**Consegna A:** Nel brano citato su Godard, con quale film si chiude l’annuncio della “fine del cinema”?

**Brano citato:**
┌──

Godard, o la mano che cancella
Una ricognizione nei "pentimenti" di Jean-Luc Godard, l'ultimo pensatore della crisi del cinema
Spesso si dice che il vero pensatore è quello che pensa un unico pensiero. Forse però, a guardar bene, si dovrebbe dire che il vero pensatore è quello in grado di pentirsi. Jean-Luc Godard, per esempio, ha pensato sempre un unico pensiero (“giusto un’immagine”) proprio attraverso il rinforzo argomentativo di continui “pentimenti”.
Chiunque guardi in retrospettiva la sua eterogenea filmografia non fatica ad accorgersi della loro esistenza: come altro chiamare l’annuncio della “fine del cinema” su cui si chiude Weekend, o l’annullamento della propria grafia autoriale nei film fatti con il Gruppo Dziga Vertov nel maggio sessantottino, la modifica del proprio programma estetico annunciata con Numéro Deux (già dal titolo un programmatico nuovo film d’esordio) o ancora lo sperimentalismo dell’ultimo periodo digitale, se non come dei ripensamenti della forma (del proprio) cinema? Anche se è luogo critico diffuso assegnare all’ideologia il movente esclusivo di questi cambiamenti, con l’espressione “pentimento” non si intende un ripensamento di tipo politico (e men che meno morale) sul proprio operato, bensì un ripensamento estetico, legato (per definizione di gergo pittorico) al “cambiamento in corso d’opera di un elemento della figurazione”. Non sono molti i casi nella storia della cultura in cui un artista ha contato su un “pentimento” per espandere le proprie possibilità espressive. Vengono in mente due su tutti: l’effetto ottico visibile nel Salvator Mundi di Antonello da Messina - in cui una lieve correzione tra le velature di pittura accende la mano del Cristo benedicente (prima messa di traverso e poi ruotata in posizione frontale), producendo un movimento impossibile che sfonda lo spazio pittorico e tocca quello esterno al dipinto – e la visione dei quadri di Cézanne per Rilke (figure frequentemente citate nei film del regista).
Proprio in quest’ultimo episodio rilkiano è possibile riconoscere un prodromo del ripensamento godardiano.

└──

**Consegna B:** Nei record, dalla riga che contiene "Text: rocks of" fino alla fine, cambia "Anorthosite" in "Anortosite" e riporta quelle righe lasciando invariato tutto il resto.

**Record salvati:**
┌──

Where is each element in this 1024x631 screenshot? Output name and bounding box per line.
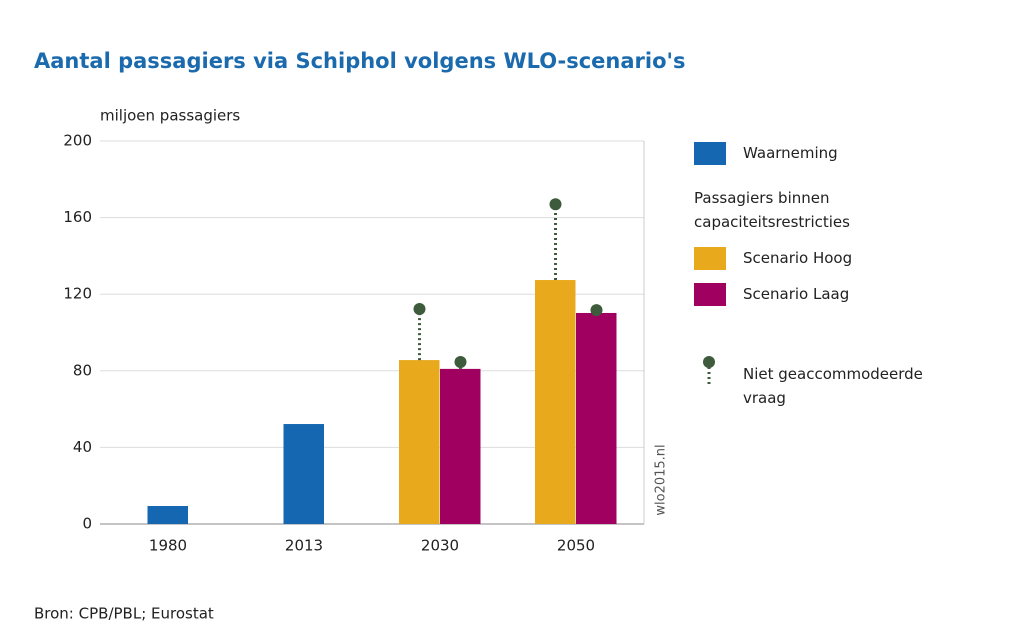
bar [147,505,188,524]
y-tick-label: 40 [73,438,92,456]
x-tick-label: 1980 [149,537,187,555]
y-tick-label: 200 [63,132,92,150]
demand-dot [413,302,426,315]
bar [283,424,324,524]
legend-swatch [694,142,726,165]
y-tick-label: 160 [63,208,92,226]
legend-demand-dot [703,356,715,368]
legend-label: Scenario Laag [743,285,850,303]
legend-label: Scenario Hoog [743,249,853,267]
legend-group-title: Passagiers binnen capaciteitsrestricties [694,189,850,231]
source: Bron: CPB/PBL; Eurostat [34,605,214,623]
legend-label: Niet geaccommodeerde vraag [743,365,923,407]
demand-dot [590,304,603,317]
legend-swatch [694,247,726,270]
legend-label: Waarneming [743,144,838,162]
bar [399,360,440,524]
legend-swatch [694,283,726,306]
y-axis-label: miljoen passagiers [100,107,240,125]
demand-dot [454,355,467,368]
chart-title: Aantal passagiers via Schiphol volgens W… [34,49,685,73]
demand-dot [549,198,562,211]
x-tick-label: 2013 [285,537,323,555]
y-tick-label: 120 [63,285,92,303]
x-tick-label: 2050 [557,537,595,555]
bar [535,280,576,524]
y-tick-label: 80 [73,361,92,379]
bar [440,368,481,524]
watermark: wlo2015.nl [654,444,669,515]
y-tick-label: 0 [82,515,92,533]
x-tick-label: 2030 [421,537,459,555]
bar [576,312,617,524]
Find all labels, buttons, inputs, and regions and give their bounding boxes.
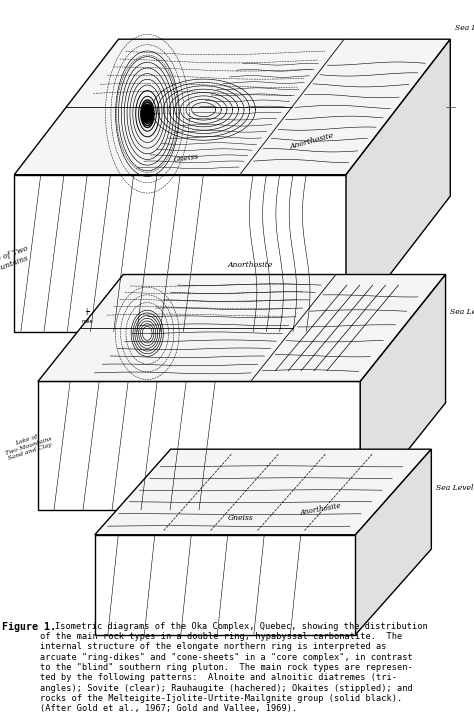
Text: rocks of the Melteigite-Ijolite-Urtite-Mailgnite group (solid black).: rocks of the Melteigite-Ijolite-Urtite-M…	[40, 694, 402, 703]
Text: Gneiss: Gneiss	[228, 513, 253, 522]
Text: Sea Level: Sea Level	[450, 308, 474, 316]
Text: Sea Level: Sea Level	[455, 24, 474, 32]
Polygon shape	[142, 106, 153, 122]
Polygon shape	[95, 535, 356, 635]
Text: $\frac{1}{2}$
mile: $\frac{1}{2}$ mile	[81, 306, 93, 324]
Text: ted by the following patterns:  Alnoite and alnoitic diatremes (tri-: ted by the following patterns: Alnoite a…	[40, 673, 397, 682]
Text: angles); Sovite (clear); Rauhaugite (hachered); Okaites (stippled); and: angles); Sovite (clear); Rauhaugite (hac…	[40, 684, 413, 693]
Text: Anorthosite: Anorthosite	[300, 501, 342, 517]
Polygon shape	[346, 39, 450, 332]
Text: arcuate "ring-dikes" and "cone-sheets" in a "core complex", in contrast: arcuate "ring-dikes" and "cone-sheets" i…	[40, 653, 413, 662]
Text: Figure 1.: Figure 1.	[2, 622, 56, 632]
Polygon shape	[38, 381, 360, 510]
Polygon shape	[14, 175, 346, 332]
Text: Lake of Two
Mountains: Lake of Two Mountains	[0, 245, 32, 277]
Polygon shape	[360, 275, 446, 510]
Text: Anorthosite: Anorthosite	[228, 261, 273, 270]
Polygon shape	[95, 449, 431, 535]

└──

**Risposta finale A:** Con Weekend.

**Risposta finale B:**
Text: rocks of the Melteigite-Ijolite-Urtite-Mailgnite group (solid black).: rocks of the Melteigite-Ijolite-Urtite-M…	[40, 694, 402, 703]
Text: Gneiss: Gneiss	[228, 513, 253, 522]
Text: Sea Level: Sea Level	[450, 308, 474, 316]
Text: Sea Level: Sea Level	[455, 24, 474, 32]
Polygon shape	[142, 106, 153, 122]
Polygon shape	[95, 535, 356, 635]
Text: $\frac{1}{2}$
mile: $\frac{1}{2}$ mile	[81, 306, 93, 324]
Text: ted by the following patterns:  Alnoite and alnoitic diatremes (tri-: ted by the following patterns: Alnoite a…	[40, 673, 397, 682]
Text: angles); Sovite (clear); Rauhaugite (hachered); Okaites (stippled); and: angles); Sovite (clear); Rauhaugite (hac…	[40, 684, 413, 693]
Text: Anortosite: Anortosite	[300, 501, 342, 517]
Polygon shape	[346, 39, 450, 332]
Text: arcuate "ring-dikes" and "cone-sheets" in a "core complex", in contrast: arcuate "ring-dikes" and "cone-sheets" i…	[40, 653, 413, 662]
Text: Figure 1.: Figure 1.	[2, 622, 56, 632]
Polygon shape	[38, 381, 360, 510]
Polygon shape	[14, 175, 346, 332]
Text: Lake of Two
Mountains: Lake of Two Mountains	[0, 245, 32, 277]
Polygon shape	[360, 275, 446, 510]
Text: Anortosite: Anortosite	[228, 261, 273, 270]
Polygon shape	[95, 449, 431, 535]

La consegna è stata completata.